→ **EXERCISE PROMPT**:
Below is a listing. Gather each line of it that contains "ฐมนตร".

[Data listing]

◆ ◆ ◆ ◆

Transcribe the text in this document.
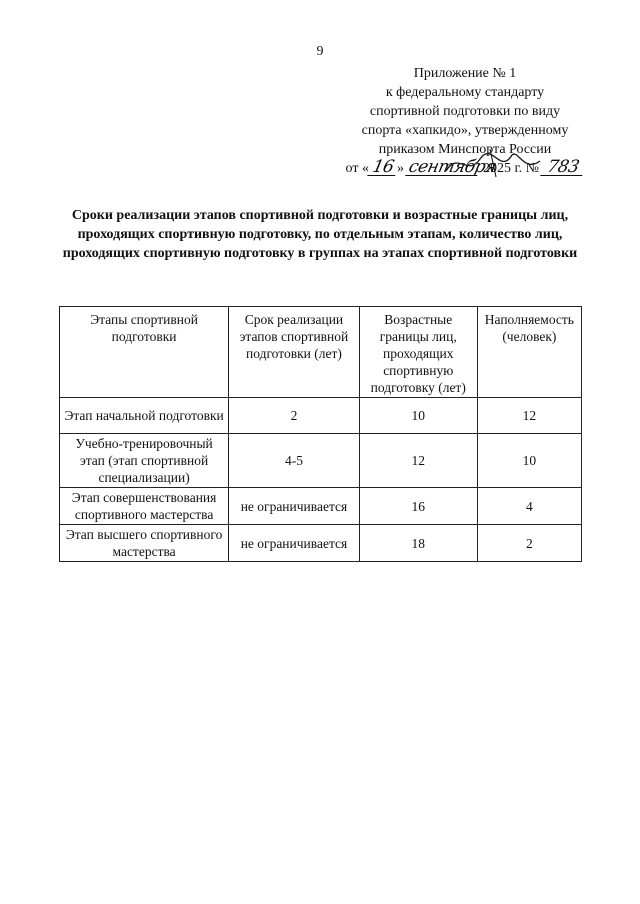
9
Приложение № 1
к федеральному стандарту
спортивной подготовки по виду
спорта «хапкидо», утвержденному
приказом Минспорта России
от «16» сентября 2025 г. № 783
Сроки реализации этапов спортивной подготовки и возрастные границы лиц, проходящих спортивную подготовку, по отдельным этапам, количество лиц, проходящих спортивную подготовку в группах на этапах спортивной подготовки
Этапы спортивной подготовки	Срок реализации этапов спортивной подготовки (лет)	Возрастные границы лиц, проходящих спортивную подготовку (лет)	Наполняемость (человек)
Этап начальной подготовки	2	10	12
Учебно-тренировочный этап (этап спортивной специализации)	4-5	12	10
Этап совершенствования спортивного мастерства	не ограничивается	16	4
Этап высшего спортивного мастерства	не ограничивается	18	2
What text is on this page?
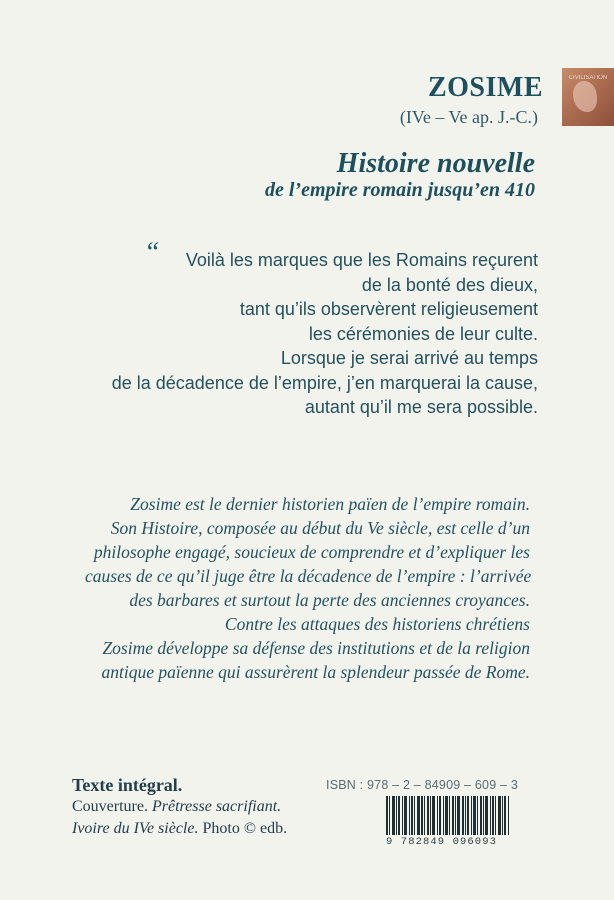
CIVILISATION
ZOSIME
(IVe – Ve ap. J.-C.)
Histoire nouvelle
de l’empire romain jusqu’en 410
“	Voilà les marques que les Romains reçurent
de la bonté des dieux,
tant qu’ils observèrent religieusement
les cérémonies de leur culte.
Lorsque je serai arrivé au temps
de la décadence de l’empire, j’en marquerai la cause,
autant qu’il me sera possible.
Zosime est le dernier historien païen de l’empire romain.
Son Histoire, composée au début du Ve siècle, est celle d’un
philosophe engagé, soucieux de comprendre et d’expliquer les
causes de ce qu’il juge être la décadence de l’empire : l’arrivée
des barbares et surtout la perte des anciennes croyances.
Contre les attaques des historiens chrétiens
Zosime développe sa défense des institutions et de la religion
antique païenne qui assurèrent la splendeur passée de Rome.
Texte intégral.
Couverture. Prêtresse sacrifiant.
Ivoire du IVe siècle. Photo © edb.
ISBN : 978 – 2 – 84909 – 609 – 3
9 782849 096093
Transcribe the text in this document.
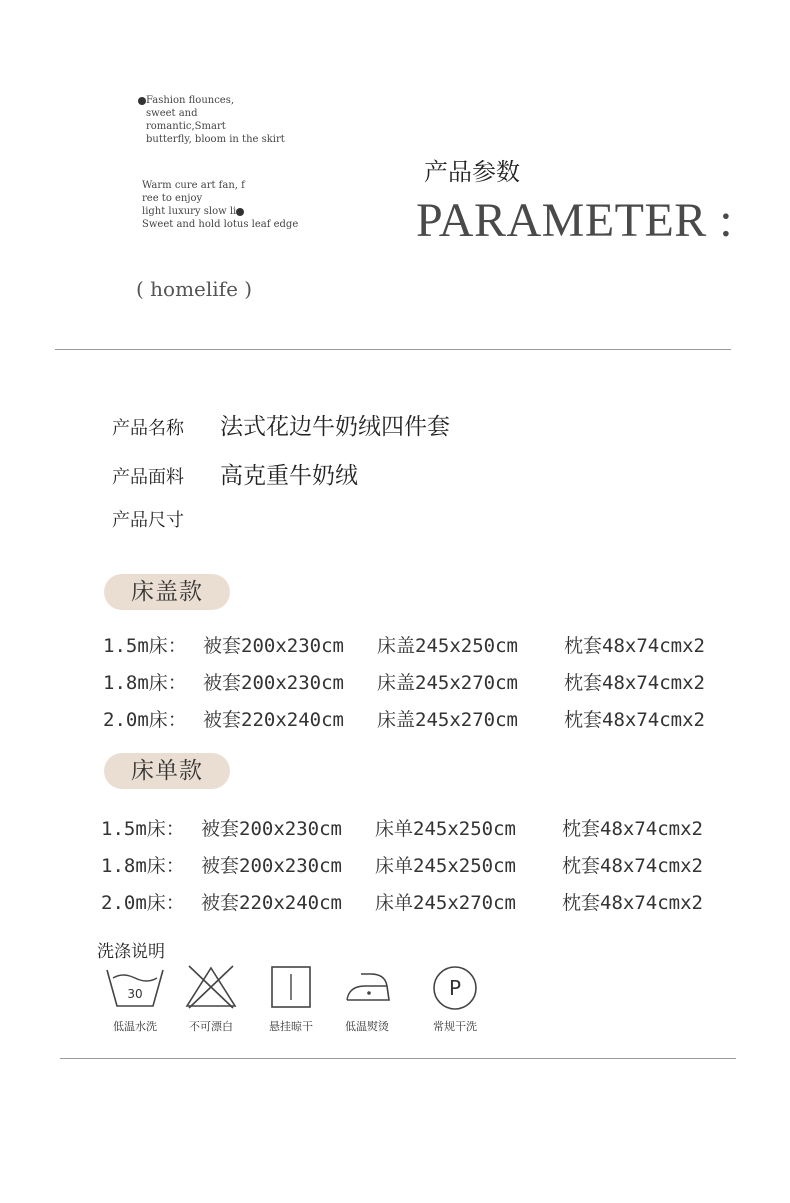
Fashion flounces,
sweet and
romantic,Smart
butterfly, bloom in the skirt
Warm cure art fan, f
ree to enjoy
light luxury slow li
Sweet and hold lotus leaf edge
( homelife )
产品参数
PARAMETER :
产品名称 法式花边牛奶绒四件套
产品面料 高克重牛奶绒
产品尺寸
床盖款
1.5m床： 被套200x230cm 床盖245x250cm 枕套48x74cmx2
1.8m床： 被套200x230cm 床盖245x270cm 枕套48x74cmx2
2.0m床： 被套220x240cm 床盖245x270cm 枕套48x74cmx2
床单款
1.5m床： 被套200x230cm 床单245x250cm 枕套48x74cmx2
1.8m床： 被套200x230cm 床单245x250cm 枕套48x74cmx2
2.0m床： 被套220x240cm 床单245x270cm 枕套48x74cmx2
洗涤说明
30
低温水洗	不可漂白	悬挂晾干	低温熨烫
P
常规干洗
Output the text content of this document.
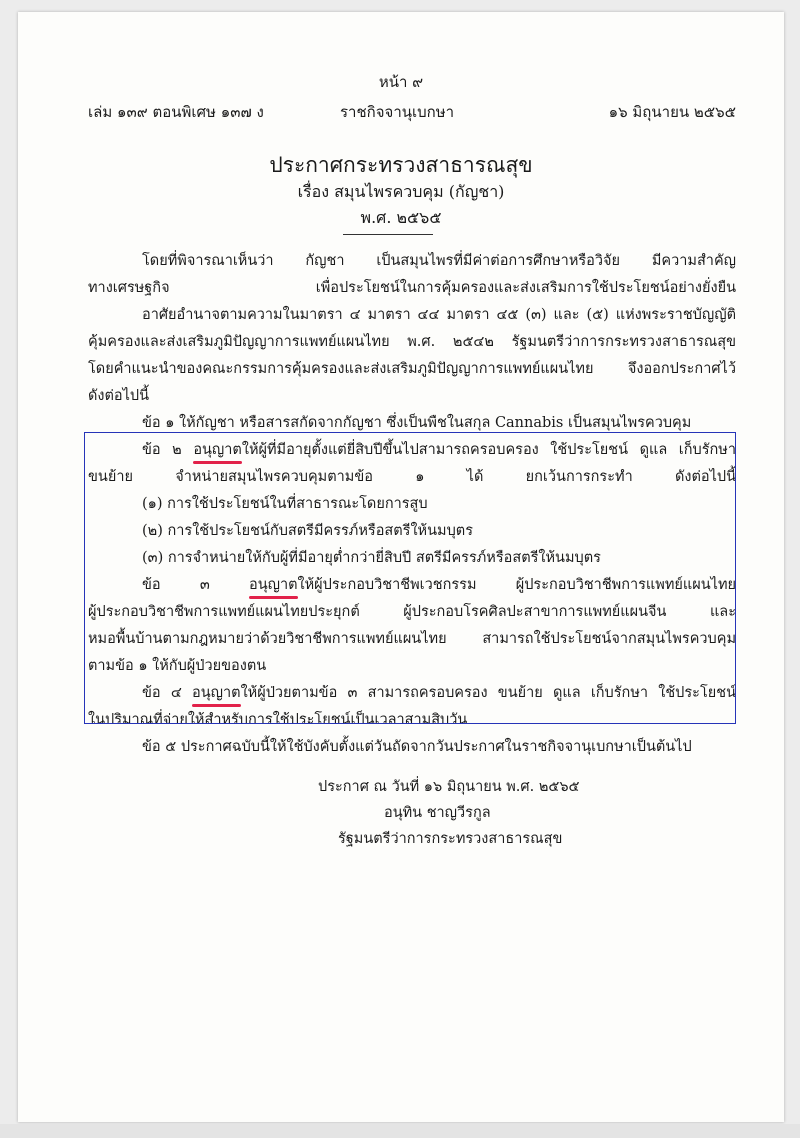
หน้า ๙
เล่ม ๑๓๙ ตอนพิเศษ ๑๓๗ ง	ราชกิจจานุเบกษา	๑๖ มิถุนายน ๒๕๖๕
ประกาศกระทรวงสาธารณสุข
เรื่อง สมุนไพรควบคุม (กัญชา)
พ.ศ. ๒๕๖๕

โดยที่พิจารณาเห็นว่า กัญชา เป็นสมุนไพรที่มีค่าต่อการศึกษาหรือวิจัย มีความสำคัญ

ทางเศรษฐกิจ เพื่อประโยชน์ในการคุ้มครองและส่งเสริมการใช้ประโยชน์อย่างยั่งยืน

อาศัยอำนาจตามความในมาตรา ๔ มาตรา ๔๔ มาตรา ๔๕ (๓) และ (๕) แห่งพระราชบัญญัติ

คุ้มครองและส่งเสริมภูมิปัญญาการแพทย์แผนไทย พ.ศ. ๒๕๔๒ รัฐมนตรีว่าการกระทรวงสาธารณสุข

โดยคำแนะนำของคณะกรรมการคุ้มครองและส่งเสริมภูมิปัญญาการแพทย์แผนไทย จึงออกประกาศไว้

ดังต่อไปนี้

ข้อ ๑ ให้กัญชา หรือสารสกัดจากกัญชา ซึ่งเป็นพืชในสกุล Cannabis เป็นสมุนไพรควบคุม

ข้อ ๒ อนุญาตให้ผู้ที่มีอายุตั้งแต่ยี่สิบปีขึ้นไปสามารถครอบครอง ใช้ประโยชน์ ดูแล เก็บรักษา

ขนย้าย จำหน่ายสมุนไพรควบคุมตามข้อ ๑ ได้ ยกเว้นการกระทำ ดังต่อไปนี้

(๑) การใช้ประโยชน์ในที่สาธารณะโดยการสูบ

(๒) การใช้ประโยชน์กับสตรีมีครรภ์หรือสตรีให้นมบุตร

(๓) การจำหน่ายให้กับผู้ที่มีอายุต่ำกว่ายี่สิบปี สตรีมีครรภ์หรือสตรีให้นมบุตร

ข้อ ๓ อนุญาตให้ผู้ประกอบวิชาชีพเวชกรรม ผู้ประกอบวิชาชีพการแพทย์แผนไทย

ผู้ประกอบวิชาชีพการแพทย์แผนไทยประยุกต์ ผู้ประกอบโรคศิลปะสาขาการแพทย์แผนจีน และ

หมอพื้นบ้านตามกฎหมายว่าด้วยวิชาชีพการแพทย์แผนไทย สามารถใช้ประโยชน์จากสมุนไพรควบคุม

ตามข้อ ๑ ให้กับผู้ป่วยของตน

ข้อ ๔ อนุญาตให้ผู้ป่วยตามข้อ ๓ สามารถครอบครอง ขนย้าย ดูแล เก็บรักษา ใช้ประโยชน์

ในปริมาณที่จ่ายให้สำหรับการใช้ประโยชน์เป็นเวลาสามสิบวัน

ข้อ ๕ ประกาศฉบับนี้ให้ใช้บังคับตั้งแต่วันถัดจากวันประกาศในราชกิจจานุเบกษาเป็นต้นไป

ประกาศ ณ วันที่ ๑๖ มิถุนายน พ.ศ. ๒๕๖๕
อนุทิน ชาญวีรกูล
รัฐมนตรีว่าการกระทรวงสาธารณสุข
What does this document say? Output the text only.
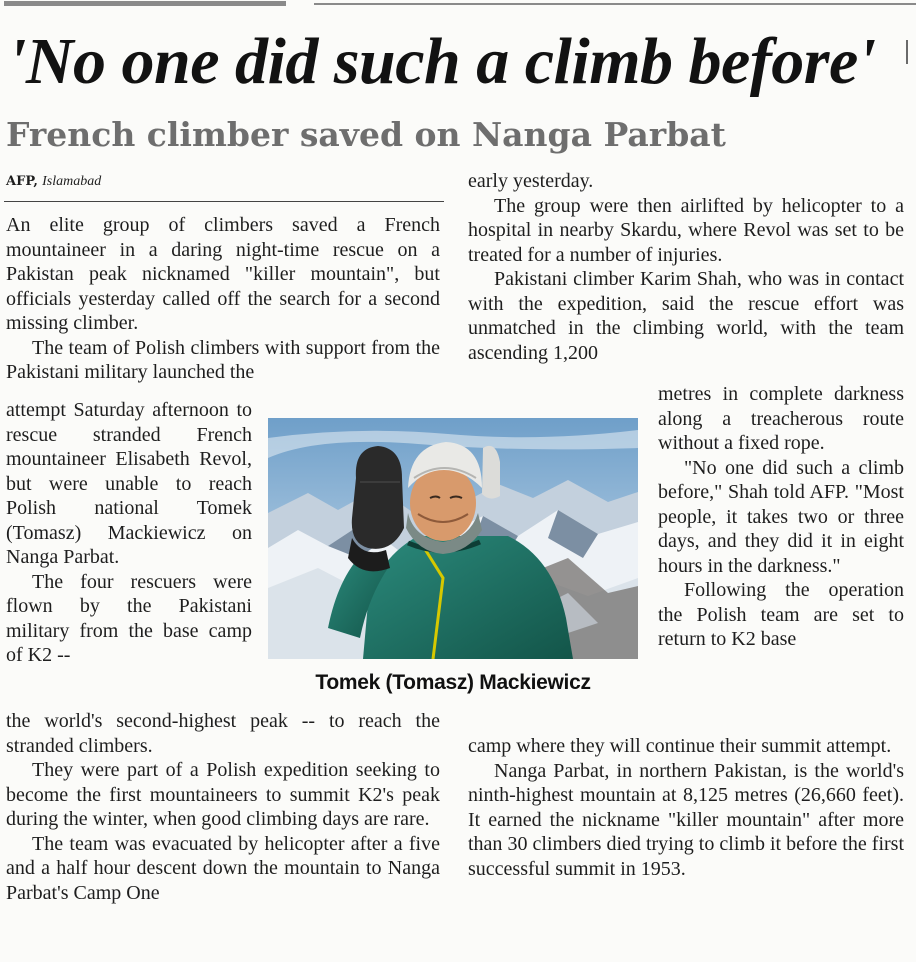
'No one did such a climb before'
French climber saved on Nanga Parbat
AFP, Islamabad

An elite group of climbers saved a French mountaineer in a daring night-time rescue on a Pakistan peak nicknamed "killer mountain", but officials yesterday called off the search for a second missing climber.

The team of Polish climbers with support from the Pakistani military launched the

attempt Saturday afternoon to rescue stranded French mountaineer Elisabeth Revol, but were unable to reach Polish national Tomek (Tomasz) Mackiewicz on Nanga Parbat.

The four rescuers were flown by the Pakistani military from the base camp of K2 --

the world's second-highest peak -- to reach the stranded climbers.

They were part of a Polish expedition seeking to become the first mountaineers to summit K2's peak during the winter, when good climbing days are rare.

The team was evacuated by helicopter after a five and a half hour descent down the mountain to Nanga Parbat's Camp One

early yesterday.

The group were then airlifted by helicopter to a hospital in nearby Skardu, where Revol was set to be treated for a number of injuries.

Pakistani climber Karim Shah, who was in contact with the expedition, said the rescue effort was unmatched in the climbing world, with the team ascending 1,200

metres in complete darkness along a treacherous route without a fixed rope.

"No one did such a climb before," Shah told AFP. "Most people, it takes two or three days, and they did it in eight hours in the darkness."

Following the operation the Polish team are set to return to K2 base

camp where they will continue their summit attempt.

Nanga Parbat, in northern Pakistan, is the world's ninth-highest mountain at 8,125 metres (26,660 feet). It earned the nickname "killer mountain" after more than 30 climbers died trying to climb it before the first successful summit in 1953.

Tomek (Tomasz) Mackiewicz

◆ ◆ ◆ ◆

→ **OUTPUT FOR THIS TASK**:
คุ้มครองและส่งเสริมภูมิปัญญาการแพทย์แผนไทย พ.ศ. ๒๕๔๒ รัฐมนตรีว่าการกระทรวงสาธารณสุข
รัฐมนตรีว่าการกระทรวงสาธารณสุข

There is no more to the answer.